**Task directions:** Reproduce every row below verbatim, keeping each line exactly as it appears.
##### Records shown #####
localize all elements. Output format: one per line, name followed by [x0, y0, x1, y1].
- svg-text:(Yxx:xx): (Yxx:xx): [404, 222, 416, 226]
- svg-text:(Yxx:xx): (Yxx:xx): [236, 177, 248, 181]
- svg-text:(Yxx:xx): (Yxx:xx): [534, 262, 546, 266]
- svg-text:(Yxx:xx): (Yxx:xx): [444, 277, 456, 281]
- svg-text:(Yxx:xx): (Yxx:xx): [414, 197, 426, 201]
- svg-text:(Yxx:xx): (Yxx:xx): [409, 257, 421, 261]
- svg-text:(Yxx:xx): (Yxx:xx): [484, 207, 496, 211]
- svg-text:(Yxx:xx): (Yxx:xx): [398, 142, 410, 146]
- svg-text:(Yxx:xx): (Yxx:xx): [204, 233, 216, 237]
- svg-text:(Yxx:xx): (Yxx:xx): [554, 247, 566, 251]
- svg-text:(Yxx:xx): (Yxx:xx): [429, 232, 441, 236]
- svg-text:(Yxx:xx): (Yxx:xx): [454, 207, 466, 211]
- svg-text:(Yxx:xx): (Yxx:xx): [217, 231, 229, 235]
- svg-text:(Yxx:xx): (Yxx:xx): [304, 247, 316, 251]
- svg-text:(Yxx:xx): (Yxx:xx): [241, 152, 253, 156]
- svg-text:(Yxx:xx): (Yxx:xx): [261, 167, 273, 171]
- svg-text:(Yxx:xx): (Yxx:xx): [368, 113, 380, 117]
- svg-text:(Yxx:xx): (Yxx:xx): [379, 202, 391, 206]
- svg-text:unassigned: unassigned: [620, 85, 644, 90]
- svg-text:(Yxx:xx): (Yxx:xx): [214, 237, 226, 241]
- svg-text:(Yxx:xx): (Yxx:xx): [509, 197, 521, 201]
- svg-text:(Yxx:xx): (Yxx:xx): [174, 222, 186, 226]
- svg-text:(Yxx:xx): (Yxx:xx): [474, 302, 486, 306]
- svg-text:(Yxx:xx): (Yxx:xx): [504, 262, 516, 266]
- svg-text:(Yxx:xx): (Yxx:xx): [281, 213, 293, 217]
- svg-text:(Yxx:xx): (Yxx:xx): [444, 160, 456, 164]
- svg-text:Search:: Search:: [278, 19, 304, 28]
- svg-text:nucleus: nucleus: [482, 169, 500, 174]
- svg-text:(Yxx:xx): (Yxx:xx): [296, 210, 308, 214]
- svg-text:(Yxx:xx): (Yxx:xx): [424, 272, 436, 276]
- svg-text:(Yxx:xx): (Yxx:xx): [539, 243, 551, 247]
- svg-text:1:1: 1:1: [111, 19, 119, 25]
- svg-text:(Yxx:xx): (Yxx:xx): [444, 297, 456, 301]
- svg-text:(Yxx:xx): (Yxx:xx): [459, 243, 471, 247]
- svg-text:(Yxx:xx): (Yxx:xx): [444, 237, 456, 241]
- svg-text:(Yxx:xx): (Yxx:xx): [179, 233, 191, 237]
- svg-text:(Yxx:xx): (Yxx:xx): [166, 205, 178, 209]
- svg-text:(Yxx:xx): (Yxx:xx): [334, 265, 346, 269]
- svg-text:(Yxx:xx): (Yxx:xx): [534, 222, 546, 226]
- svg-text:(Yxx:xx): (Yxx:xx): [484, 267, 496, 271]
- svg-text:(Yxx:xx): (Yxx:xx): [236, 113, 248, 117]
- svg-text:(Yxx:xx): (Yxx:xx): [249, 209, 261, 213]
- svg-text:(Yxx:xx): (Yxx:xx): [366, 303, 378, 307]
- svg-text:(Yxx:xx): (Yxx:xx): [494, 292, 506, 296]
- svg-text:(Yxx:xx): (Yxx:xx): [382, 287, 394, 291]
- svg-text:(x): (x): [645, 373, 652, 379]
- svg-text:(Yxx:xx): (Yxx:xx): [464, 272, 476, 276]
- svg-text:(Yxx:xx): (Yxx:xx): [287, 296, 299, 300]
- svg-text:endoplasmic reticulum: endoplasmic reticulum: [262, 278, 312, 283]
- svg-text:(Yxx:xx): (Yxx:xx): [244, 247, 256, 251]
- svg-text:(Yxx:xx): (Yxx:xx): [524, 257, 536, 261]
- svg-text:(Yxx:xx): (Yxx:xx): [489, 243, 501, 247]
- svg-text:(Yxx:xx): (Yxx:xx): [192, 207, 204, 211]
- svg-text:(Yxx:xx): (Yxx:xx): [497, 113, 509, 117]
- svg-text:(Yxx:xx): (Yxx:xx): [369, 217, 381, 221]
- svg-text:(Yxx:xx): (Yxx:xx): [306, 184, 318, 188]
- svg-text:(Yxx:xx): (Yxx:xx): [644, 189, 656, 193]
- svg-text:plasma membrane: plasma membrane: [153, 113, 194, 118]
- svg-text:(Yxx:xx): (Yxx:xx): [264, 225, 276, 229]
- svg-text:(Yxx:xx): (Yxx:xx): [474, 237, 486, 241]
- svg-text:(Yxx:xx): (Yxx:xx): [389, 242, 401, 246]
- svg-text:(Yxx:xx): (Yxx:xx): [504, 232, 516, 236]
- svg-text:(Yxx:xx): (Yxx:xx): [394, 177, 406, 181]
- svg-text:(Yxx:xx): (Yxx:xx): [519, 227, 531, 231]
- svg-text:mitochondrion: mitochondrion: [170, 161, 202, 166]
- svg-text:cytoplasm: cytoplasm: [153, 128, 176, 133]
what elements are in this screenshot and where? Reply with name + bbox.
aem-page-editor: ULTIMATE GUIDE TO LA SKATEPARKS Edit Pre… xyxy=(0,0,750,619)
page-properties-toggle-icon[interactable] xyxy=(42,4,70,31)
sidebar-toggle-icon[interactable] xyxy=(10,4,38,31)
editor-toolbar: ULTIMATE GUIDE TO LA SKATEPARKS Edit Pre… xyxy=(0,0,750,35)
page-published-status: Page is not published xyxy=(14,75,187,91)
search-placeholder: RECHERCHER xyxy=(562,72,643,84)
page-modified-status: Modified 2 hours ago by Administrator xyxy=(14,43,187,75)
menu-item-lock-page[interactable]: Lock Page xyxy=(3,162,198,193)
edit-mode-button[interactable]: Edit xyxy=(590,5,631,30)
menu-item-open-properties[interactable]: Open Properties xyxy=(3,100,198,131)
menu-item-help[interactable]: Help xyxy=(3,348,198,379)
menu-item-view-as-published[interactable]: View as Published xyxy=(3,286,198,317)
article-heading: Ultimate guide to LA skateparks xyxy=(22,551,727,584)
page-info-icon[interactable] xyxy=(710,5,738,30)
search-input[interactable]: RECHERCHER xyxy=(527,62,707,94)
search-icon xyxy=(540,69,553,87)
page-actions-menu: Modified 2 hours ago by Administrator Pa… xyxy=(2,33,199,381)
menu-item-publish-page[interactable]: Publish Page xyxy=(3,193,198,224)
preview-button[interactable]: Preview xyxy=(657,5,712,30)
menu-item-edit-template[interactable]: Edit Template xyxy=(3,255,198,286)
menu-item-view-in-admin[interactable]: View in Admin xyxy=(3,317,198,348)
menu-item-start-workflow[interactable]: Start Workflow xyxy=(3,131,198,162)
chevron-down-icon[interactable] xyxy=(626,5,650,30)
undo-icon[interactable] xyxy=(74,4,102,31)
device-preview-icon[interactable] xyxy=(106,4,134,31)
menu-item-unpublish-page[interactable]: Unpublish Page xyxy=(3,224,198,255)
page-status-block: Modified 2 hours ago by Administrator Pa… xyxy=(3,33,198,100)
#####
**Task result:**
localize all elements. Output format: one per line, name followed by [x0, y0, x1, y1].
- svg-text:(Yxx:xx): (Yxx:xx): [404, 222, 416, 226]
- svg-text:(Yxx:xx): (Yxx:xx): [236, 177, 248, 181]
- svg-text:(Yxx:xx): (Yxx:xx): [534, 262, 546, 266]
- svg-text:(Yxx:xx): (Yxx:xx): [444, 277, 456, 281]
- svg-text:(Yxx:xx): (Yxx:xx): [414, 197, 426, 201]
- svg-text:(Yxx:xx): (Yxx:xx): [409, 257, 421, 261]
- svg-text:(Yxx:xx): (Yxx:xx): [484, 207, 496, 211]
- svg-text:(Yxx:xx): (Yxx:xx): [398, 142, 410, 146]
- svg-text:(Yxx:xx): (Yxx:xx): [204, 233, 216, 237]
- svg-text:(Yxx:xx): (Yxx:xx): [554, 247, 566, 251]
- svg-text:(Yxx:xx): (Yxx:xx): [429, 232, 441, 236]
- svg-text:(Yxx:xx): (Yxx:xx): [454, 207, 466, 211]
- svg-text:(Yxx:xx): (Yxx:xx): [217, 231, 229, 235]
- svg-text:(Yxx:xx): (Yxx:xx): [304, 247, 316, 251]
- svg-text:(Yxx:xx): (Yxx:xx): [241, 152, 253, 156]
- svg-text:(Yxx:xx): (Yxx:xx): [261, 167, 273, 171]
- svg-text:(Yxx:xx): (Yxx:xx): [368, 113, 380, 117]
- svg-text:(Yxx:xx): (Yxx:xx): [379, 202, 391, 206]
- svg-text:unassigned: unassigned: [620, 85, 644, 90]
- svg-text:(Yxx:xx): (Yxx:xx): [214, 237, 226, 241]
- svg-text:(Yxx:xx): (Yxx:xx): [509, 197, 521, 201]
- svg-text:(Yxx:xx): (Yxx:xx): [174, 222, 186, 226]
- svg-text:(Yxx:xx): (Yxx:xx): [474, 302, 486, 306]
- svg-text:(Yxx:xx): (Yxx:xx): [504, 262, 516, 266]
- svg-text:(Yxx:xx): (Yxx:xx): [281, 213, 293, 217]
- svg-text:(Yxx:xx): (Yxx:xx): [444, 160, 456, 164]
- svg-text:Search:: Search:: [278, 19, 304, 28]
- svg-text:nucleus: nucleus: [482, 169, 500, 174]
- svg-text:(Yxx:xx): (Yxx:xx): [296, 210, 308, 214]
- svg-text:(Yxx:xx): (Yxx:xx): [424, 272, 436, 276]
- svg-text:(Yxx:xx): (Yxx:xx): [539, 243, 551, 247]
- svg-text:1:1: 1:1: [111, 19, 119, 25]
- svg-text:(Yxx:xx): (Yxx:xx): [444, 297, 456, 301]
- svg-text:(Yxx:xx): (Yxx:xx): [459, 243, 471, 247]
- svg-text:(Yxx:xx): (Yxx:xx): [444, 237, 456, 241]
- svg-text:(Yxx:xx): (Yxx:xx): [179, 233, 191, 237]
- svg-text:(Yxx:xx): (Yxx:xx): [166, 205, 178, 209]
- svg-text:(Yxx:xx): (Yxx:xx): [334, 265, 346, 269]
- svg-text:(Yxx:xx): (Yxx:xx): [534, 222, 546, 226]
- svg-text:(Yxx:xx): (Yxx:xx): [484, 267, 496, 271]
- svg-text:(Yxx:xx): (Yxx:xx): [236, 113, 248, 117]
- svg-text:(Yxx:xx): (Yxx:xx): [249, 209, 261, 213]
- svg-text:(Yxx:xx): (Yxx:xx): [366, 303, 378, 307]
- svg-text:(Yxx:xx): (Yxx:xx): [494, 292, 506, 296]
- svg-text:(Yxx:xx): (Yxx:xx): [382, 287, 394, 291]
- svg-text:(x): (x): [645, 373, 652, 379]
- svg-text:(Yxx:xx): (Yxx:xx): [464, 272, 476, 276]
- svg-text:(Yxx:xx): (Yxx:xx): [287, 296, 299, 300]
- svg-text:endoplasmic reticulum: endoplasmic reticulum: [262, 278, 312, 283]
- svg-text:(Yxx:xx): (Yxx:xx): [244, 247, 256, 251]
- svg-text:(Yxx:xx): (Yxx:xx): [524, 257, 536, 261]
- svg-text:(Yxx:xx): (Yxx:xx): [489, 243, 501, 247]
- svg-text:(Yxx:xx): (Yxx:xx): [192, 207, 204, 211]
- svg-text:(Yxx:xx): (Yxx:xx): [497, 113, 509, 117]
- svg-text:(Yxx:xx): (Yxx:xx): [369, 217, 381, 221]
- svg-text:(Yxx:xx): (Yxx:xx): [306, 184, 318, 188]
- svg-text:(Yxx:xx): (Yxx:xx): [644, 189, 656, 193]
- svg-text:plasma membrane: plasma membrane: [153, 113, 194, 118]
- svg-text:(Yxx:xx): (Yxx:xx): [264, 225, 276, 229]
- svg-text:(Yxx:xx): (Yxx:xx): [474, 237, 486, 241]
- svg-text:(Yxx:xx): (Yxx:xx): [389, 242, 401, 246]
- svg-text:(Yxx:xx): (Yxx:xx): [504, 232, 516, 236]
- svg-text:(Yxx:xx): (Yxx:xx): [394, 177, 406, 181]
- svg-text:(Yxx:xx): (Yxx:xx): [519, 227, 531, 231]
- svg-text:mitochondrion: mitochondrion: [170, 161, 202, 166]
- svg-text:cytoplasm: cytoplasm: [153, 128, 176, 133]
what elements are in this screenshot and where? Reply with name + bbox.
aem-page-editor: ULTIMATE GUIDE TO LA SKATEPARKS Edit Pre… xyxy=(0,0,750,619)
page-properties-toggle-icon[interactable] xyxy=(42,4,70,31)
sidebar-toggle-icon[interactable] xyxy=(10,4,38,31)
editor-toolbar: ULTIMATE GUIDE TO LA SKATEPARKS Edit Pre… xyxy=(0,0,750,35)
page-published-status: Page is not published xyxy=(14,75,187,91)
search-placeholder: RECHERCHER xyxy=(562,72,643,84)
page-modified-status: Modified 2 hours ago by Administrator xyxy=(14,43,187,75)
menu-item-lock-page[interactable]: Lock Page xyxy=(3,162,198,193)
edit-mode-button[interactable]: Edit xyxy=(590,5,631,30)
menu-item-open-properties[interactable]: Open Properties xyxy=(3,100,198,131)
menu-item-help[interactable]: Help xyxy=(3,348,198,379)
menu-item-view-as-published[interactable]: View as Published xyxy=(3,286,198,317)
article-heading: Ultimate guide to LA skateparks xyxy=(22,551,727,584)
page-info-icon[interactable] xyxy=(710,5,738,30)
search-input[interactable]: RECHERCHER xyxy=(527,62,707,94)
search-icon xyxy=(540,69,553,87)
page-actions-menu: Modified 2 hours ago by Administrator Pa… xyxy=(2,33,199,381)
menu-item-publish-page[interactable]: Publish Page xyxy=(3,193,198,224)
preview-button[interactable]: Preview xyxy=(657,5,712,30)
menu-item-edit-template[interactable]: Edit Template xyxy=(3,255,198,286)
menu-item-view-in-admin[interactable]: View in Admin xyxy=(3,317,198,348)
menu-item-start-workflow[interactable]: Start Workflow xyxy=(3,131,198,162)
chevron-down-icon[interactable] xyxy=(626,5,650,30)
undo-icon[interactable] xyxy=(74,4,102,31)
device-preview-icon[interactable] xyxy=(106,4,134,31)
menu-item-unpublish-page[interactable]: Unpublish Page xyxy=(3,224,198,255)
page-status-block: Modified 2 hours ago by Administrator Pa… xyxy=(3,33,198,100)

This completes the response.